▸ **Aim**:
Check each line of the listing below for the string "JSON", and copy the ones that have it.

== Listed records ==

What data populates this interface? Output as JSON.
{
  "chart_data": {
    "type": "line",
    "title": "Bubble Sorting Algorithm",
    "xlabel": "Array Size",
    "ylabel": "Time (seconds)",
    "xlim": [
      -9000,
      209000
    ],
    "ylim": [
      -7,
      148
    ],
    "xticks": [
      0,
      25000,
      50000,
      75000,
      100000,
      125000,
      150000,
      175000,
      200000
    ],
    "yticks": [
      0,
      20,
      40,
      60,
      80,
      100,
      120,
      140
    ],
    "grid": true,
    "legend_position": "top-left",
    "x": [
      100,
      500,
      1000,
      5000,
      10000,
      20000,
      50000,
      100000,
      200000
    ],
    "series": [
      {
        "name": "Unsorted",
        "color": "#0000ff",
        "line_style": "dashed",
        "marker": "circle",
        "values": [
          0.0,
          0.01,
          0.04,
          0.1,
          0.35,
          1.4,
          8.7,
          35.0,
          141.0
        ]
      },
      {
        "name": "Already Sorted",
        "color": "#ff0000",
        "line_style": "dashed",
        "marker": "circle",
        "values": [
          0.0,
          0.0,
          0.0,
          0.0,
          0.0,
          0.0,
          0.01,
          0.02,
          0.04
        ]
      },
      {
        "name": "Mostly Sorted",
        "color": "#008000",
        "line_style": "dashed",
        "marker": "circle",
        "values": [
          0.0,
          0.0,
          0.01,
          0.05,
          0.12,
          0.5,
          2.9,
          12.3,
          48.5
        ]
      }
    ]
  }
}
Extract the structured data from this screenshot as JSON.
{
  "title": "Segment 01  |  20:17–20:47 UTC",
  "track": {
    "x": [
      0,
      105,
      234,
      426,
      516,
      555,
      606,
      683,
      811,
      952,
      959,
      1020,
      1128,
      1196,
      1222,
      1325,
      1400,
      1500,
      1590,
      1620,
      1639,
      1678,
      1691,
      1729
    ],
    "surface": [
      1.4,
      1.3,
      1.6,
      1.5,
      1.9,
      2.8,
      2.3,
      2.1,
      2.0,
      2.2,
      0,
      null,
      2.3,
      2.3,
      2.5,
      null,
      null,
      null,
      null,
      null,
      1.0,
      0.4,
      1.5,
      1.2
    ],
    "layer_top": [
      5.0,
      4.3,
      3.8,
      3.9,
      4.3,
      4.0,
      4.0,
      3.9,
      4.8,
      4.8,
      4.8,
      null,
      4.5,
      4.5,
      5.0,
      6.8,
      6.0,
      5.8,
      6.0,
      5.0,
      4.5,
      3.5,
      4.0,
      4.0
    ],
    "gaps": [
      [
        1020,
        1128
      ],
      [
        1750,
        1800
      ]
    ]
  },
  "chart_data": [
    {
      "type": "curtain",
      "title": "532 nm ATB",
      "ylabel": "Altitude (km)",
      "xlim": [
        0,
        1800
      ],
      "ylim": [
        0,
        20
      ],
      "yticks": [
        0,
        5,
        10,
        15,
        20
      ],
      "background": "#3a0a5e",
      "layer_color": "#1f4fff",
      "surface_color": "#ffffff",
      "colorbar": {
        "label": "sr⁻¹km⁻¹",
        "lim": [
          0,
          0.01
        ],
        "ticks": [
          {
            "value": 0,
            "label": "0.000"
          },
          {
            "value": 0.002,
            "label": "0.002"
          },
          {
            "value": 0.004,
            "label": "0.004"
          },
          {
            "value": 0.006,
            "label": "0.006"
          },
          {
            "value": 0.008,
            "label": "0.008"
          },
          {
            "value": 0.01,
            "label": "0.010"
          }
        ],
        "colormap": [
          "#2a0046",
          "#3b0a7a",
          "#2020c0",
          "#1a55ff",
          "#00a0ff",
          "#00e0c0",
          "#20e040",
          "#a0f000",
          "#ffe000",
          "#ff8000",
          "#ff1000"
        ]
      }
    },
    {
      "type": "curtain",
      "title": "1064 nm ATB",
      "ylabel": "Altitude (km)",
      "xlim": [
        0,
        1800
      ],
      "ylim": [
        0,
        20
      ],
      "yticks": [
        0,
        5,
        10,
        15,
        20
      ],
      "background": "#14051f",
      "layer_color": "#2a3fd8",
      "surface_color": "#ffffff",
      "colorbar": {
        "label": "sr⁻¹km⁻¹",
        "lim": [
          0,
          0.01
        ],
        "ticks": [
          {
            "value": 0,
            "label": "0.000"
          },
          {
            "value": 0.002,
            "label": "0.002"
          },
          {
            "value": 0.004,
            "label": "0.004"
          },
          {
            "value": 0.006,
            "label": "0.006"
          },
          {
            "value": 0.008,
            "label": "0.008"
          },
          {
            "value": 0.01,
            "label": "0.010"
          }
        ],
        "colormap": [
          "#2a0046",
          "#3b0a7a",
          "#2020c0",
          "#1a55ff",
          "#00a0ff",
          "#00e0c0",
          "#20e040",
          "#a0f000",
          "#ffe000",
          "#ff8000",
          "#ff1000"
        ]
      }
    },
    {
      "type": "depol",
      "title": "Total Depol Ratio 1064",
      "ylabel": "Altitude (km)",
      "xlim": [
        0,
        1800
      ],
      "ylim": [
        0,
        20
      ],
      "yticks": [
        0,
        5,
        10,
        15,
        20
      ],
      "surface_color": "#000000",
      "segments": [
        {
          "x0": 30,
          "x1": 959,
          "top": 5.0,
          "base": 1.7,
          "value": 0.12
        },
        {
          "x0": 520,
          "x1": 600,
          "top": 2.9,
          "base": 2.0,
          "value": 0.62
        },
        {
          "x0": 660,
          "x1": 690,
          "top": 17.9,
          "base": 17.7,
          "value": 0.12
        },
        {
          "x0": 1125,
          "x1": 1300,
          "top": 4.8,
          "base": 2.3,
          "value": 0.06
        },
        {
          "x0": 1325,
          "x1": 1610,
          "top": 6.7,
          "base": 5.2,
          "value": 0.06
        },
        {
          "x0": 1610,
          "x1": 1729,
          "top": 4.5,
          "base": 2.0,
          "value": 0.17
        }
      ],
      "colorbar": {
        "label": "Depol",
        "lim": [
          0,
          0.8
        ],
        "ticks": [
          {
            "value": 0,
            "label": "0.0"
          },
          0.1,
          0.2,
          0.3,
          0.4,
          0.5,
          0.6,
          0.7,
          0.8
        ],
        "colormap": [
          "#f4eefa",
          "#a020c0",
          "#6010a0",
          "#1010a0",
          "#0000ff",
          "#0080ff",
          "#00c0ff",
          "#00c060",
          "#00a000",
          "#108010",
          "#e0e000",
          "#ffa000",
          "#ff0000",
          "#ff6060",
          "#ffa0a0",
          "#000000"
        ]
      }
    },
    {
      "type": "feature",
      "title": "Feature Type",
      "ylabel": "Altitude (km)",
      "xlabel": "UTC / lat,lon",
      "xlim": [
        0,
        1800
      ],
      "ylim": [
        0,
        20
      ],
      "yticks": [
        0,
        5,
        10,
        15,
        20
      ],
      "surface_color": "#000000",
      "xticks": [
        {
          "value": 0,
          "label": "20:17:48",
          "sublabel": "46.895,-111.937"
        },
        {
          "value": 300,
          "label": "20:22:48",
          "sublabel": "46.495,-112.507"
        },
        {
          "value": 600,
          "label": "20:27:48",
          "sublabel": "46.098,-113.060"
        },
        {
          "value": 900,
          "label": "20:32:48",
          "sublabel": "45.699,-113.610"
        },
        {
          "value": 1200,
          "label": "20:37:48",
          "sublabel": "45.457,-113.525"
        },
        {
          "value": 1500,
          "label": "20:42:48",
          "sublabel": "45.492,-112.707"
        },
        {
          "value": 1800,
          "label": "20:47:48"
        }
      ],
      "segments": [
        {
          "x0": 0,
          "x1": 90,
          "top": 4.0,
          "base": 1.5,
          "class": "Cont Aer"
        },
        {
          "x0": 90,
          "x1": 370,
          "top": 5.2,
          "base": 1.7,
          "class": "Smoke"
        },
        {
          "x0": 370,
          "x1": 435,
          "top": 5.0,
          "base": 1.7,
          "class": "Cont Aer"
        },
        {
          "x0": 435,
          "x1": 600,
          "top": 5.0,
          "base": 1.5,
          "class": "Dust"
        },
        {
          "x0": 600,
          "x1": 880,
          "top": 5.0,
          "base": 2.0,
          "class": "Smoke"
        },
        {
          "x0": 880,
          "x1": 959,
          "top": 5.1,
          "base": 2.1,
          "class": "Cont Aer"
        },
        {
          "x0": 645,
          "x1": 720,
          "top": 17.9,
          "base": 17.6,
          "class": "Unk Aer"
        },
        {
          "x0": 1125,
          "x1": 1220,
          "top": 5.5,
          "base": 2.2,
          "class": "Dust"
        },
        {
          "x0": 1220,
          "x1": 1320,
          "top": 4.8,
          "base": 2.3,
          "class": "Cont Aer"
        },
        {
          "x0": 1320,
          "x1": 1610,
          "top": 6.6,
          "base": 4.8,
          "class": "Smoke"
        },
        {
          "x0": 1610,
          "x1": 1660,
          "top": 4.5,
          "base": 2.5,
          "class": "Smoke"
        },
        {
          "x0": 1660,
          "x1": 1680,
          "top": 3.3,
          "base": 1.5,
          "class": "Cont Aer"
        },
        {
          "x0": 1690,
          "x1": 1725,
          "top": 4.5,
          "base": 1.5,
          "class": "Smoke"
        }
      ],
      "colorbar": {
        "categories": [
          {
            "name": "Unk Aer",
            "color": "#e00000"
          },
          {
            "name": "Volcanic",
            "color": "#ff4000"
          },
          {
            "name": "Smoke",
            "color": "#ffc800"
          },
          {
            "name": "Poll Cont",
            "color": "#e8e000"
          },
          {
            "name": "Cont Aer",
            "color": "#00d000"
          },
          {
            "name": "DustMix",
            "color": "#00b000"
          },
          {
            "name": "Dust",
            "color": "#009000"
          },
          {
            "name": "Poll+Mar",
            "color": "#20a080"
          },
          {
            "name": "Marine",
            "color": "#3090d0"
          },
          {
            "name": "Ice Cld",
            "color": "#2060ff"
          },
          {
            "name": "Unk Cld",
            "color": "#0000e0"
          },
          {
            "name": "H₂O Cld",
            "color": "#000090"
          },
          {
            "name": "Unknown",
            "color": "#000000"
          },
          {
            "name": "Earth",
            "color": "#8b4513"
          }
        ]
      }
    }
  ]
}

===

▸ **Exercise answer**:
What data populates this interface? Output as JSON.
Extract the structured data from this screenshot as JSON.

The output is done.